#### RECORDS FOR THIS EXERCISE ####

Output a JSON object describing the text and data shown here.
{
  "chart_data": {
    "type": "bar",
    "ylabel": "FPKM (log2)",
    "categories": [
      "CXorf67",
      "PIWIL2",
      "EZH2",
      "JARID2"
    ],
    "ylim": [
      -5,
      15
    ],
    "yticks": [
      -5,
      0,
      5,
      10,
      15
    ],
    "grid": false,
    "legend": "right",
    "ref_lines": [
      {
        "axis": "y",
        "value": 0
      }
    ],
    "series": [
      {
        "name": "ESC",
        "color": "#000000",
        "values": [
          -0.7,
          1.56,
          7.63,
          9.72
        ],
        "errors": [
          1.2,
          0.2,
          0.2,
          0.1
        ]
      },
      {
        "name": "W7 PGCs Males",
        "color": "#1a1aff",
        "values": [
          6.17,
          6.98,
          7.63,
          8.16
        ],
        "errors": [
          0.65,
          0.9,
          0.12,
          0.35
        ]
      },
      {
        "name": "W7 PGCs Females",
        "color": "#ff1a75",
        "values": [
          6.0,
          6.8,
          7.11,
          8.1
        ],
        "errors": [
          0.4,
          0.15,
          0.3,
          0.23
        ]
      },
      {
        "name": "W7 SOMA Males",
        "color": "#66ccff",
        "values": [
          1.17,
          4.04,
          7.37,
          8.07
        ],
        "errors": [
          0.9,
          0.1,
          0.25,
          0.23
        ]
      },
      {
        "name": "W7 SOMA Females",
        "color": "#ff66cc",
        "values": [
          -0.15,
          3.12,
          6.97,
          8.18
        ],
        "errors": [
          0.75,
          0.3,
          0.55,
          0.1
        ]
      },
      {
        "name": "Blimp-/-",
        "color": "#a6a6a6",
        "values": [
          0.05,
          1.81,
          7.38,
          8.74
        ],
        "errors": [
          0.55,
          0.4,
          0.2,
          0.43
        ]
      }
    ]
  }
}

####

--- REQUIREMENTS ---
Transcribe all of the entries without altering anything.

--- SOLVED EXERCISE ---
Output a JSON object describing the text and data shown here.
{
  "chart_data": {
    "type": "bar",
    "ylabel": "FPKM (log2)",
    "categories": [
      "CXorf67",
      "PIWIL2",
      "EZH2",
      "JARID2"
    ],
    "ylim": [
      -5,
      15
    ],
    "yticks": [
      -5,
      0,
      5,
      10,
      15
    ],
    "grid": false,
    "legend": "right",
    "ref_lines": [
      {
        "axis": "y",
        "value": 0
      }
    ],
    "series": [
      {
        "name": "ESC",
        "color": "#000000",
        "values": [
          -0.7,
          1.56,
          7.63,
          9.72
        ],
        "errors": [
          1.2,
          0.2,
          0.2,
          0.1
        ]
      },
      {
        "name": "W7 PGCs Males",
        "color": "#1a1aff",
        "values": [
          6.17,
          6.98,
          7.63,
          8.16
        ],
        "errors": [
          0.65,
          0.9,
          0.12,
          0.35
        ]
      },
      {
        "name": "W7 PGCs Females",
        "color": "#ff1a75",
        "values": [
          6.0,
          6.8,
          7.11,
          8.1
        ],
        "errors": [
          0.4,
          0.15,
          0.3,
          0.23
        ]
      },
      {
        "name": "W7 SOMA Males",
        "color": "#66ccff",
        "values": [
          1.17,
          4.04,
          7.37,
          8.07
        ],
        "errors": [
          0.9,
          0.1,
          0.25,
          0.23
        ]
      },
      {
        "name": "W7 SOMA Females",
        "color": "#ff66cc",
        "values": [
          -0.15,
          3.12,
          6.97,
          8.18
        ],
        "errors": [
          0.75,
          0.3,
          0.55,
          0.1
        ]
      },
      {
        "name": "Blimp-/-",
        "color": "#a6a6a6",
        "values": [
          0.05,
          1.81,
          7.38,
          8.74
        ],
        "errors": [
          0.55,
          0.4,
          0.2,
          0.43
        ]
      }
    ]
  }
}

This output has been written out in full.